TASK GOAL
Please give the lines again from the one containing "paragraph: gans once" through the one containing "infographic: 1 2016", renaming "who-can-donate-item" to "donor-criteria-item" and leaving everything else unchanged.

* start *

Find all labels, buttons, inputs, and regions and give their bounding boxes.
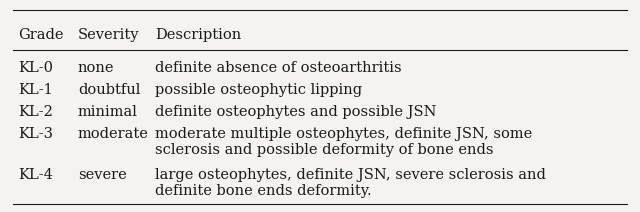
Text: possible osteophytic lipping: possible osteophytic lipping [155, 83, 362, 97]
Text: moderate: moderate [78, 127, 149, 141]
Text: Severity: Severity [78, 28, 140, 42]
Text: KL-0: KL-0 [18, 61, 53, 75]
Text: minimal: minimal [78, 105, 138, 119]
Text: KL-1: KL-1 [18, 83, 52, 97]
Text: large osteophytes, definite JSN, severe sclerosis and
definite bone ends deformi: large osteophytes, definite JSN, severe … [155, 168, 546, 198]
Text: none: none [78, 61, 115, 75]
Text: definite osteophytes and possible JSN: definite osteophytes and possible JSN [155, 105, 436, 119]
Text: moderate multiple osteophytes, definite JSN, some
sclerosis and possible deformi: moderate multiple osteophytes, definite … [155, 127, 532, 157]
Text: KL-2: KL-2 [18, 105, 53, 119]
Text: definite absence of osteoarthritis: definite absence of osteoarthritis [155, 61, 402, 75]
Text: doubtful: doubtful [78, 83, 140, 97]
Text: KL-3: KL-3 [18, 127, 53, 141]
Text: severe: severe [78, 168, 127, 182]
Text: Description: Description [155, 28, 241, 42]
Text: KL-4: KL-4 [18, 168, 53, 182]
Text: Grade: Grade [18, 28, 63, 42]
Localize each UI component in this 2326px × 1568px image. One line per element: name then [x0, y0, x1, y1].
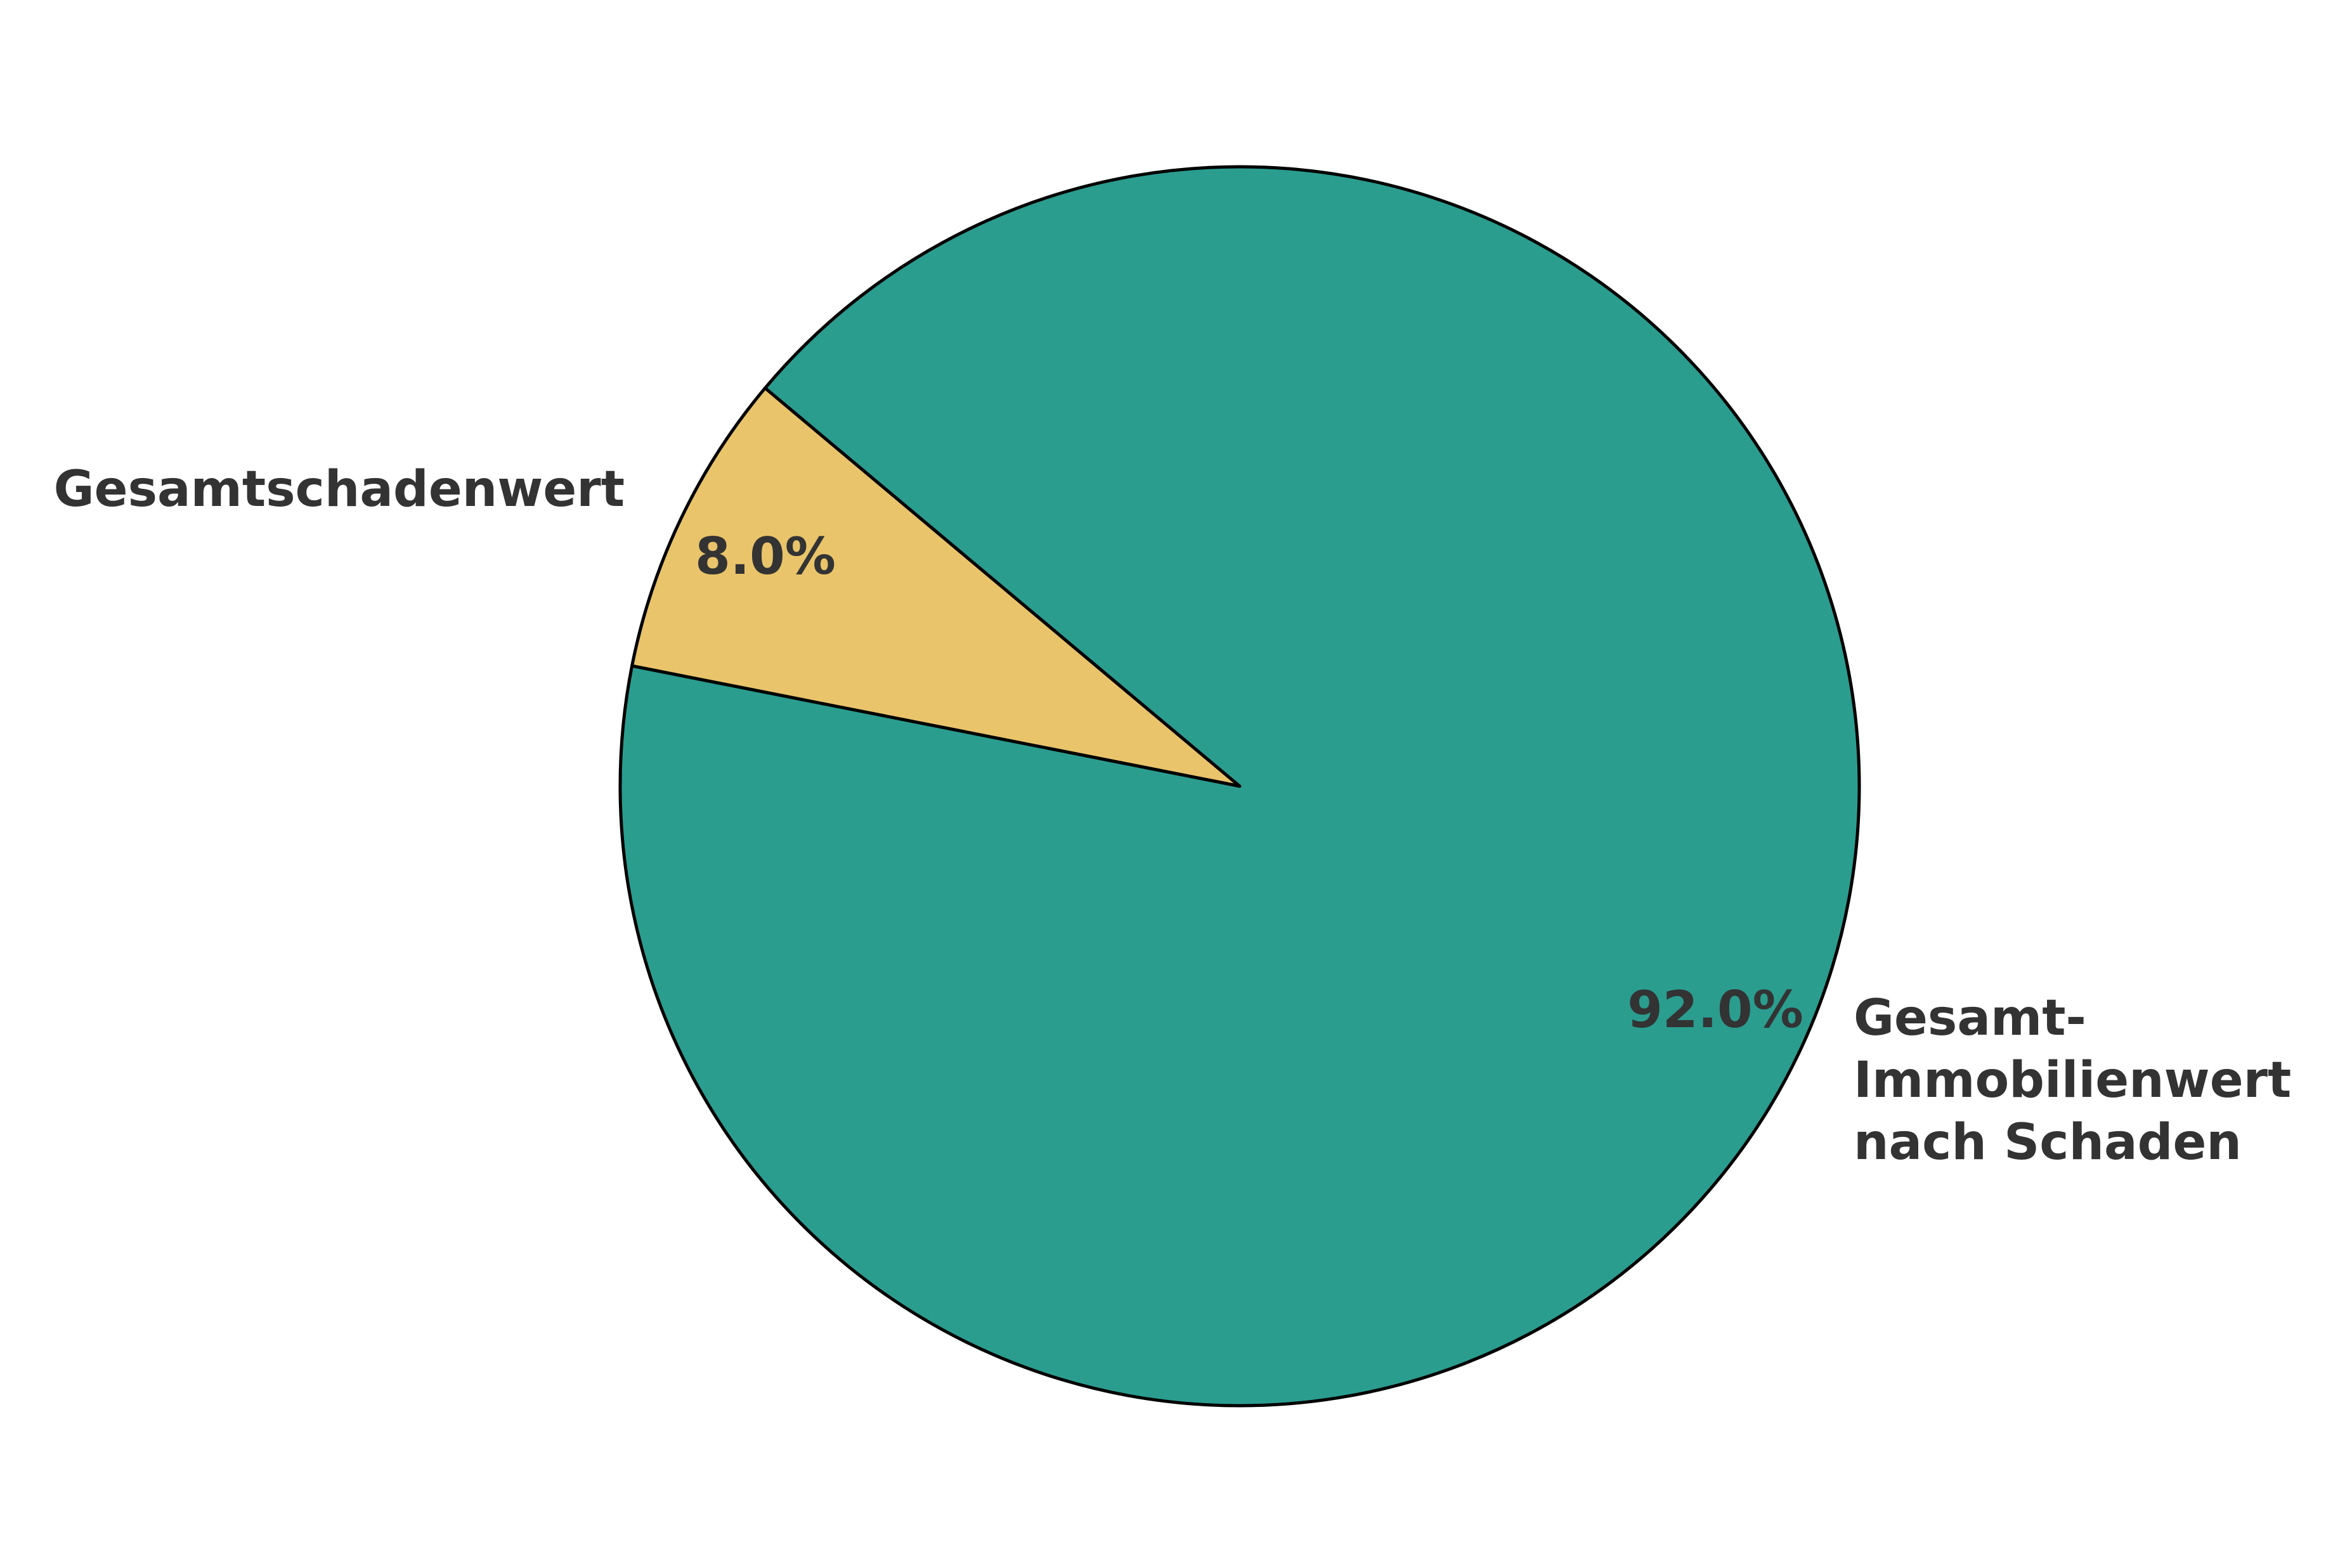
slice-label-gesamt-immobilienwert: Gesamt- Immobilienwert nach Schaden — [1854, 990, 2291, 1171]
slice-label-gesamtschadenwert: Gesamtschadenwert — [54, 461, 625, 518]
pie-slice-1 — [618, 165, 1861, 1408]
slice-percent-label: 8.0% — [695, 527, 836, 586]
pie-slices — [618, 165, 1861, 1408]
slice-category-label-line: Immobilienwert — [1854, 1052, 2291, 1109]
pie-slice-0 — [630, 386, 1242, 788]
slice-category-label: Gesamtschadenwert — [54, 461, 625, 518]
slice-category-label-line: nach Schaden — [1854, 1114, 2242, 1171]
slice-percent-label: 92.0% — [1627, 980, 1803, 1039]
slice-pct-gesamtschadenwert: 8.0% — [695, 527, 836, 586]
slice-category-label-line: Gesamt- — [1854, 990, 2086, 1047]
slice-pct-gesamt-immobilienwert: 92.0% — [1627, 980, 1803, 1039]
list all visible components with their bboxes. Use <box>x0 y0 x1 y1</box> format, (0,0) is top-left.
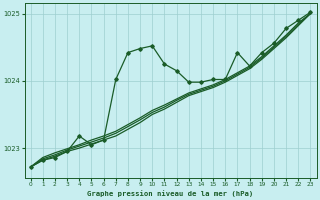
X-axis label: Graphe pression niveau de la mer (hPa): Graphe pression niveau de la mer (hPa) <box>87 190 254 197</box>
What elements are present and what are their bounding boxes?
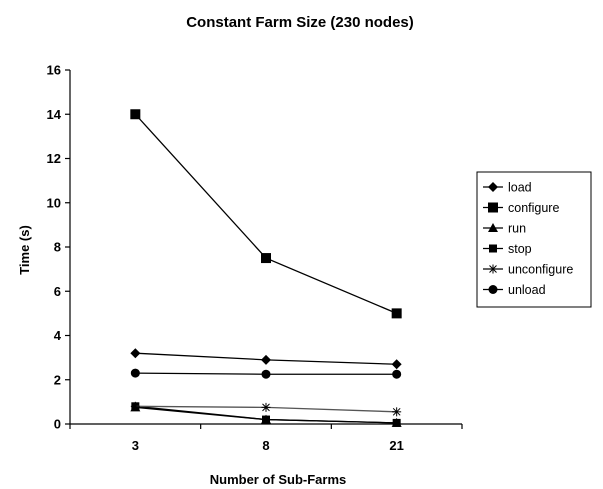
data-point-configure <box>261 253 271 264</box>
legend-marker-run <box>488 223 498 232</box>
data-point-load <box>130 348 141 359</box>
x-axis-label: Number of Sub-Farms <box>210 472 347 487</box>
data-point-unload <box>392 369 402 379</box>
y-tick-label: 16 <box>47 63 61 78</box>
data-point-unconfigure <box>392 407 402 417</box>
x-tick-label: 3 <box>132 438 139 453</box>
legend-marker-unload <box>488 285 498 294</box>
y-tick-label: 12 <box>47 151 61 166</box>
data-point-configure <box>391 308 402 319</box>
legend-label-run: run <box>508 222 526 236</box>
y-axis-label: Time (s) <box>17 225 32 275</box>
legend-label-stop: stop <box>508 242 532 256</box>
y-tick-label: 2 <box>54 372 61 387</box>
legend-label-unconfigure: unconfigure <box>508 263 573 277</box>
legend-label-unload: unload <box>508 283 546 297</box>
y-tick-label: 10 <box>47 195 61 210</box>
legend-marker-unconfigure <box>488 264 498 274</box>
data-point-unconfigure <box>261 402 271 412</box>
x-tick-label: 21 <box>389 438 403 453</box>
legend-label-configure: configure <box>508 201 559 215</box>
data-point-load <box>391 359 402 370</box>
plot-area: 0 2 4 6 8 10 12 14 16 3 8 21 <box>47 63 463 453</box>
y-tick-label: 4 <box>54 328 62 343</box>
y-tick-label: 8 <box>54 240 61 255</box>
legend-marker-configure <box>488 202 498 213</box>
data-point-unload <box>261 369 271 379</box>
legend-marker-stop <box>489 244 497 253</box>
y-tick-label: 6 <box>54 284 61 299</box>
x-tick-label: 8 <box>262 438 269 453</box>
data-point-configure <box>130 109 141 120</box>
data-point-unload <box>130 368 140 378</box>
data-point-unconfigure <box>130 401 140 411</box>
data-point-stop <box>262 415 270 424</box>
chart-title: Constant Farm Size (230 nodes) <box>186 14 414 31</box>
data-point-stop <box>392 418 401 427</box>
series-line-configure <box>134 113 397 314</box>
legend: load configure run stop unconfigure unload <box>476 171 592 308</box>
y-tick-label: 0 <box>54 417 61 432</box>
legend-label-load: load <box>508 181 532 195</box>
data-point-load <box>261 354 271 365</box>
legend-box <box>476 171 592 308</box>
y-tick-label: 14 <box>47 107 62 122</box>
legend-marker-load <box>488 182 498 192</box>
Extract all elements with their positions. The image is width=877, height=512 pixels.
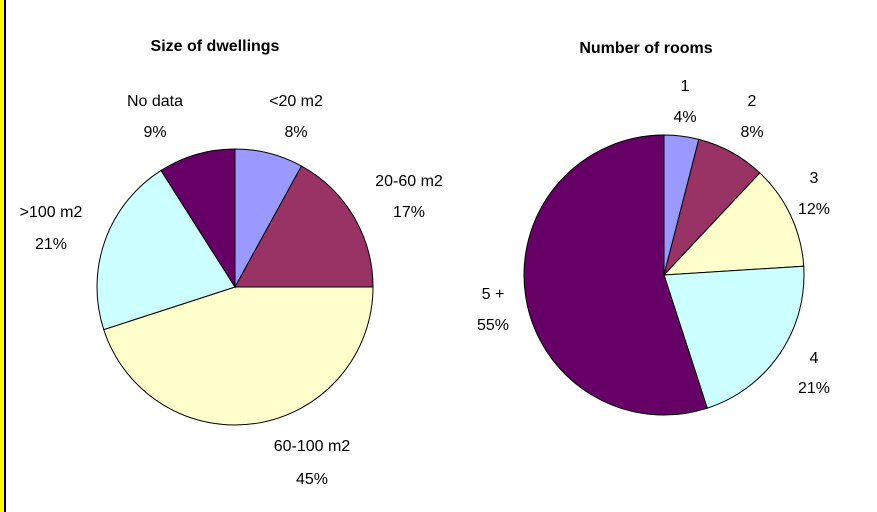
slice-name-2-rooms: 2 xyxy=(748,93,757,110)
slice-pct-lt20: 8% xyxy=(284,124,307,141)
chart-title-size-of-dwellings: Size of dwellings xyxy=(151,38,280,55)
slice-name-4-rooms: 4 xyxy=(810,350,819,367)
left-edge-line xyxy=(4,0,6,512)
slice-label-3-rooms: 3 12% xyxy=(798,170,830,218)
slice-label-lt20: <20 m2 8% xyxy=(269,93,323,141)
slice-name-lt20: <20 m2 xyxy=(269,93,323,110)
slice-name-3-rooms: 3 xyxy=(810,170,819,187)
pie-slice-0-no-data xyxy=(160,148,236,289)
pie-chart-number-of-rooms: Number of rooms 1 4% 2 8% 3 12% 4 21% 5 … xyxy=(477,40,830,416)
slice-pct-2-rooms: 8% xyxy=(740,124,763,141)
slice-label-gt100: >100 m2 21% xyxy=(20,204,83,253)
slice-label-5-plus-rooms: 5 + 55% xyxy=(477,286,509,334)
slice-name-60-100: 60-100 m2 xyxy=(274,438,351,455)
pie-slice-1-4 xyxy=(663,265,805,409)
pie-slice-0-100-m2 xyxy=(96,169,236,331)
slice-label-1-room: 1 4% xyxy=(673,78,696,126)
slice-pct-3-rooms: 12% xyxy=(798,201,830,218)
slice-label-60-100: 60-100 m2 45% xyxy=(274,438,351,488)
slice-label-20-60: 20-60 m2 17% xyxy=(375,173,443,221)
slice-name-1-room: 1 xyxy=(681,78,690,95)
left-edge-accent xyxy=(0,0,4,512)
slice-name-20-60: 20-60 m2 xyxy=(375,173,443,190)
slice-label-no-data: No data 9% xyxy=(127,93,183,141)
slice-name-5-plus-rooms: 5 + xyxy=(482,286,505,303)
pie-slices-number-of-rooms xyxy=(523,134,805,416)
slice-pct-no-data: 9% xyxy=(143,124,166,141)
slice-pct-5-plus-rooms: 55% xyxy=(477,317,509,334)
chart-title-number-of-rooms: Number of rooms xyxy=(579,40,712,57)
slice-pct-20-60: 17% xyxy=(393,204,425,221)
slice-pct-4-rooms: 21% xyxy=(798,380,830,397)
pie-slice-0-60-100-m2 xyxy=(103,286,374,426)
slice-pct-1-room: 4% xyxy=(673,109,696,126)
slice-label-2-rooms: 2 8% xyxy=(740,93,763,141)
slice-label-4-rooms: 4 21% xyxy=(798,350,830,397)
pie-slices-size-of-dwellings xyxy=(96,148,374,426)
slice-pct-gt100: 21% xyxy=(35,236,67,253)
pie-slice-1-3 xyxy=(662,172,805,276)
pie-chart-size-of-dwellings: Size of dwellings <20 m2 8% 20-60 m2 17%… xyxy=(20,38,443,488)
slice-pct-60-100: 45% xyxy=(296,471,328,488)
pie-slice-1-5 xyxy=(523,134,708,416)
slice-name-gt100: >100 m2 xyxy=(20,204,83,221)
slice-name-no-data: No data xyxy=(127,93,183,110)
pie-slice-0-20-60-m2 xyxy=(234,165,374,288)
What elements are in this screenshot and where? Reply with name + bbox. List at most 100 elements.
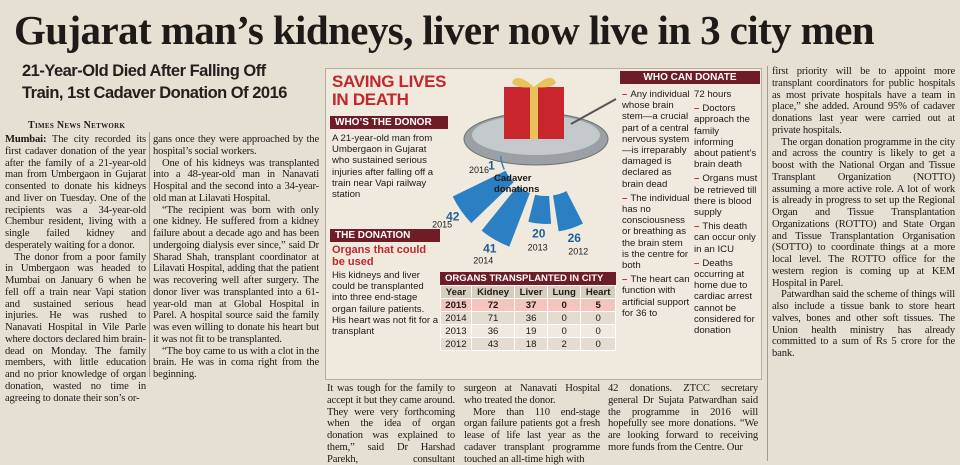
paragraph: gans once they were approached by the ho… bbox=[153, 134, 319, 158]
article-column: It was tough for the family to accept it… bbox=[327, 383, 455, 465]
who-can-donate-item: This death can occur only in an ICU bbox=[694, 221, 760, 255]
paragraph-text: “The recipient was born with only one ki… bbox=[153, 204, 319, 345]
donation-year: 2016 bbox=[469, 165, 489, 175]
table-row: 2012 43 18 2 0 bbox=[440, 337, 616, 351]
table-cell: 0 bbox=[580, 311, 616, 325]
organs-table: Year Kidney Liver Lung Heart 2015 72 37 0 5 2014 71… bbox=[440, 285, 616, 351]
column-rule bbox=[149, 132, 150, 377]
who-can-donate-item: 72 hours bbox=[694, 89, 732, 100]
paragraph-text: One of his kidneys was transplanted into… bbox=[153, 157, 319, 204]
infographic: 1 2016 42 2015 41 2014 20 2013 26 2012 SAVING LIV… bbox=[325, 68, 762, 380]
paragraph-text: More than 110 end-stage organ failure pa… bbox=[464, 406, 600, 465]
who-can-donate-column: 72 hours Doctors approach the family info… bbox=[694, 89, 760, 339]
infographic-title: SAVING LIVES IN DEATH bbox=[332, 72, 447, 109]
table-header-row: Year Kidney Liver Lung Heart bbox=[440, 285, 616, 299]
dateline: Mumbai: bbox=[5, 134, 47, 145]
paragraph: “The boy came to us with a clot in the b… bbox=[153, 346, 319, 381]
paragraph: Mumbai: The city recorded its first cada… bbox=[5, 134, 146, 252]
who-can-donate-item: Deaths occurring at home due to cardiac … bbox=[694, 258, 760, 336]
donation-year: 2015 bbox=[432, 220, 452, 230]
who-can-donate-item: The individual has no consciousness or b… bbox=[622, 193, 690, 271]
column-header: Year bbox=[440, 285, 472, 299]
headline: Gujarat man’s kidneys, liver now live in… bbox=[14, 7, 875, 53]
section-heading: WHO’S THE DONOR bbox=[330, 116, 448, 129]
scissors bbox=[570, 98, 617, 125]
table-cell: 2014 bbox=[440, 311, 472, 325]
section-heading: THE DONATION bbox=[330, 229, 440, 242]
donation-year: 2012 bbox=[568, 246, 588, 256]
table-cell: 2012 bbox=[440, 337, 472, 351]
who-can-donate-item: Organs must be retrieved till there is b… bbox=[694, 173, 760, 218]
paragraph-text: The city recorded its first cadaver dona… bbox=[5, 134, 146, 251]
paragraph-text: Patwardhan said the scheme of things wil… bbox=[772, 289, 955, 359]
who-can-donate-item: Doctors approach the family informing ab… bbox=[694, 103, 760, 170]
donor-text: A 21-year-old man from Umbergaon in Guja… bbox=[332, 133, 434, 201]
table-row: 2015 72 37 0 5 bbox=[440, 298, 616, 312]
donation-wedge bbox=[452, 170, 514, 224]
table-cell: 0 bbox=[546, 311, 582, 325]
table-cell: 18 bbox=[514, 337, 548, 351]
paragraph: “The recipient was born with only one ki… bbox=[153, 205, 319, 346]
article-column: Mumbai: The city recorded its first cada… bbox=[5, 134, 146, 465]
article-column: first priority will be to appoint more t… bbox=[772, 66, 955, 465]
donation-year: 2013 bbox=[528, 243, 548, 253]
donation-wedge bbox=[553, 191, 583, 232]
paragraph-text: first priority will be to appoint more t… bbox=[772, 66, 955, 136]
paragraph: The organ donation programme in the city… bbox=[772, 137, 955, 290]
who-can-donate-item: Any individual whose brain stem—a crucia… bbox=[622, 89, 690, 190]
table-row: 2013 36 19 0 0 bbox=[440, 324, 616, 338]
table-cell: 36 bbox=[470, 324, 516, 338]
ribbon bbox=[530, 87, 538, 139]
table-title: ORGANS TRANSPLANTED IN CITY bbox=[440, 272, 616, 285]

* end *

SOLUTION TO THIS PROBLEM
paragraph: gans once they were approached by the ho… bbox=[153, 134, 319, 158]
article-column: It was tough for the family to accept it… bbox=[327, 383, 455, 465]
donor-criteria-item: This death can occur only in an ICU bbox=[694, 221, 760, 255]
paragraph-text: “The recipient was born with only one ki… bbox=[153, 204, 319, 345]
donation-year: 2016 bbox=[469, 165, 489, 175]
table-row: 2012 43 18 2 0 bbox=[440, 337, 616, 351]
table-cell: 0 bbox=[580, 311, 616, 325]
organs-table: Year Kidney Liver Lung Heart 2015 72 37 0 5 2014 71… bbox=[440, 285, 616, 351]
column-rule bbox=[149, 132, 150, 377]
donor-criteria-item: 72 hours bbox=[694, 89, 732, 100]
paragraph-text: One of his kidneys was transplanted into… bbox=[153, 157, 319, 204]
infographic: 1 2016 42 2015 41 2014 20 2013 26 2012 SAVING LIV… bbox=[325, 68, 762, 380]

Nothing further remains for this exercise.